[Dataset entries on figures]
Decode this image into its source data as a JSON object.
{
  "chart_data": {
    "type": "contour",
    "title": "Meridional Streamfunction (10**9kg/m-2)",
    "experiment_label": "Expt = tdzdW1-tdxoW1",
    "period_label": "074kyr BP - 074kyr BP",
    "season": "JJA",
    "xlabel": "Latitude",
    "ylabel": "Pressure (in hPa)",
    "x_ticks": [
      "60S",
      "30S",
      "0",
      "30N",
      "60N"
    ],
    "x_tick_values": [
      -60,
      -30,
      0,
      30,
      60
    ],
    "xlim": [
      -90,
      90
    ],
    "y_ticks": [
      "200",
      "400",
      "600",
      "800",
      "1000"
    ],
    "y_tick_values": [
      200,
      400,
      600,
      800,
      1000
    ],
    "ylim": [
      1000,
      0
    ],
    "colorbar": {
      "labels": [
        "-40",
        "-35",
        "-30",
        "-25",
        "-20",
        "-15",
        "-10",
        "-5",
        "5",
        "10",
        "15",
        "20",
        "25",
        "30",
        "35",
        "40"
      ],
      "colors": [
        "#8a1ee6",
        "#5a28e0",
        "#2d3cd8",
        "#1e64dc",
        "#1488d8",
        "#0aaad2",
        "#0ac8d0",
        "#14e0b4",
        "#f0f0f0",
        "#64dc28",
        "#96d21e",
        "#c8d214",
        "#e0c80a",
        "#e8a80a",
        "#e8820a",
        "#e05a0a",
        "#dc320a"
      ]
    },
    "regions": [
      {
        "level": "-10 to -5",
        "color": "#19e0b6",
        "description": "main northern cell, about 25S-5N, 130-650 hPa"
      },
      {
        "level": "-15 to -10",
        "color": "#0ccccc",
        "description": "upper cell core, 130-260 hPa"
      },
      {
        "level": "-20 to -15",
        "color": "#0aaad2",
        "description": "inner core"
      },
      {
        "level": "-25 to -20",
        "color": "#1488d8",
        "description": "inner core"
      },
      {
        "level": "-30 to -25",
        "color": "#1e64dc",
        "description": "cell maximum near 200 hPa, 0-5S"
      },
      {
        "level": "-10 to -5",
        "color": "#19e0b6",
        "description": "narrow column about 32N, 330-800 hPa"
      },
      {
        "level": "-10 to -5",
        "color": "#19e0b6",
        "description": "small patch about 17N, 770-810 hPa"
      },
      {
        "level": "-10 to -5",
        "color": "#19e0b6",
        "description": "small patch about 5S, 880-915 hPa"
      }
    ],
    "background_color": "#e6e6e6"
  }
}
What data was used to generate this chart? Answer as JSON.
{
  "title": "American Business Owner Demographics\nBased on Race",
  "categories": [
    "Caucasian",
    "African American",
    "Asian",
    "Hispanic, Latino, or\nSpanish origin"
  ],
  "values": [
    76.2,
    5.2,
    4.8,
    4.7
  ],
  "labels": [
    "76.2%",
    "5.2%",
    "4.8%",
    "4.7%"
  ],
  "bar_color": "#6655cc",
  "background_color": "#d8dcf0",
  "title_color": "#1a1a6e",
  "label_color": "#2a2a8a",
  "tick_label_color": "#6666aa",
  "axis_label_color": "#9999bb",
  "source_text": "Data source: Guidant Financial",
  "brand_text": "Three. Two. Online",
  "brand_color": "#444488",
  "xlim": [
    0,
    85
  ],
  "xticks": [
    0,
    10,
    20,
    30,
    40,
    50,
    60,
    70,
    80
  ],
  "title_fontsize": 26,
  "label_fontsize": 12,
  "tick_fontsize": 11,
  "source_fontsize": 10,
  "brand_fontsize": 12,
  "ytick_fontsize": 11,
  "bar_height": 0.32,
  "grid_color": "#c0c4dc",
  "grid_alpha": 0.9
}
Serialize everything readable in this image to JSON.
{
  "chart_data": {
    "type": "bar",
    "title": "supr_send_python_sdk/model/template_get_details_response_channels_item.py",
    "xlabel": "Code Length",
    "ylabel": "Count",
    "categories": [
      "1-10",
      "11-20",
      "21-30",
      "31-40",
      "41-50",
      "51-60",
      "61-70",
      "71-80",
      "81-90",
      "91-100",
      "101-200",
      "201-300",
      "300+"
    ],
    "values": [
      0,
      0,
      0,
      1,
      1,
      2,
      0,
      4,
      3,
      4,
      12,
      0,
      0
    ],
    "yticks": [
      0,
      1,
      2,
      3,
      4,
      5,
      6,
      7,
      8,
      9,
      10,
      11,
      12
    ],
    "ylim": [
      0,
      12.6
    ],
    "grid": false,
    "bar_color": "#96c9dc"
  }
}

INSTRUCTIONS TO FOLLOW —
Write the entries again, exactly as they stand.

EXERCISE OUTPUT —
Decode this image into its source data as a JSON object.
{
  "chart_data": {
    "type": "contour",
    "title": "Meridional Streamfunction (10**9kg/m-2)",
    "experiment_label": "Expt = tdzdW1-tdxoW1",
    "period_label": "074kyr BP - 074kyr BP",
    "season": "JJA",
    "xlabel": "Latitude",
    "ylabel": "Pressure (in hPa)",
    "x_ticks": [
      "60S",
      "30S",
      "0",
      "30N",
      "60N"
    ],
    "x_tick_values": [
      -60,
      -30,
      0,
      30,
      60
    ],
    "xlim": [
      -90,
      90
    ],
    "y_ticks": [
      "200",
      "400",
      "600",
      "800",
      "1000"
    ],
    "y_tick_values": [
      200,
      400,
      600,
      800,
      1000
    ],
    "ylim": [
      1000,
      0
    ],
    "colorbar": {
      "labels": [
        "-40",
        "-35",
        "-30",
        "-25",
        "-20",
        "-15",
        "-10",
        "-5",
        "5",
        "10",
        "15",
        "20",
        "25",
        "30",
        "35",
        "40"
      ],
      "colors": [
        "#8a1ee6",
        "#5a28e0",
        "#2d3cd8",
        "#1e64dc",
        "#1488d8",
        "#0aaad2",
        "#0ac8d0",
        "#14e0b4",
        "#f0f0f0",
        "#64dc28",
        "#96d21e",
        "#c8d214",
        "#e0c80a",
        "#e8a80a",
        "#e8820a",
        "#e05a0a",
        "#dc320a"
      ]
    },
    "regions": [
      {
        "level": "-10 to -5",
        "color": "#19e0b6",
        "description": "main northern cell, about 25S-5N, 130-650 hPa"
      },
      {
        "level": "-15 to -10",
        "color": "#0ccccc",
        "description": "upper cell core, 130-260 hPa"
      },
      {
        "level": "-20 to -15",
        "color": "#0aaad2",
        "description": "inner core"
      },
      {
        "level": "-25 to -20",
        "color": "#1488d8",
        "description": "inner core"
      },
      {
        "level": "-30 to -25",
        "color": "#1e64dc",
        "description": "cell maximum near 200 hPa, 0-5S"
      },
      {
        "level": "-10 to -5",
        "color": "#19e0b6",
        "description": "narrow column about 32N, 330-800 hPa"
      },
      {
        "level": "-10 to -5",
        "color": "#19e0b6",
        "description": "small patch about 17N, 770-810 hPa"
      },
      {
        "level": "-10 to -5",
        "color": "#19e0b6",
        "description": "small patch about 5S, 880-915 hPa"
      }
    ],
    "background_color": "#e6e6e6"
  }
}
What data was used to generate this chart? Answer as JSON.
{
  "title": "American Business Owner Demographics\nBased on Race",
  "categories": [
    "Caucasian",
    "African American",
    "Asian",
    "Hispanic, Latino, or\nSpanish origin"
  ],
  "values": [
    76.2,
    5.2,
    4.8,
    4.7
  ],
  "labels": [
    "76.2%",
    "5.2%",
    "4.8%",
    "4.7%"
  ],
  "bar_color": "#6655cc",
  "background_color": "#d8dcf0",
  "title_color": "#1a1a6e",
  "label_color": "#2a2a8a",
  "tick_label_color": "#6666aa",
  "axis_label_color": "#9999bb",
  "source_text": "Data source: Guidant Financial",
  "brand_text": "Three. Two. Online",
  "brand_color": "#444488",
  "xlim": [
    0,
    85
  ],
  "xticks": [
    0,
    10,
    20,
    30,
    40,
    50,
    60,
    70,
    80
  ],
  "title_fontsize": 26,
  "label_fontsize": 12,
  "tick_fontsize": 11,
  "source_fontsize": 10,
  "brand_fontsize": 12,
  "ytick_fontsize": 11,
  "bar_height": 0.32,
  "grid_color": "#c0c4dc",
  "grid_alpha": 0.9
}
Serialize everything readable in this image to JSON.
{
  "chart_data": {
    "type": "bar",
    "title": "supr_send_python_sdk/model/template_get_details_response_channels_item.py",
    "xlabel": "Code Length",
    "ylabel": "Count",
    "categories": [
      "1-10",
      "11-20",
      "21-30",
      "31-40",
      "41-50",
      "51-60",
      "61-70",
      "71-80",
      "81-90",
      "91-100",
      "101-200",
      "201-300",
      "300+"
    ],
    "values": [
      0,
      0,
      0,
      1,
      1,
      2,
      0,
      4,
      3,
      4,
      12,
      0,
      0
    ],
    "yticks": [
      0,
      1,
      2,
      3,
      4,
      5,
      6,
      7,
      8,
      9,
      10,
      11,
      12
    ],
    "ylim": [
      0,
      12.6
    ],
    "grid": false,
    "bar_color": "#96c9dc"
  }
}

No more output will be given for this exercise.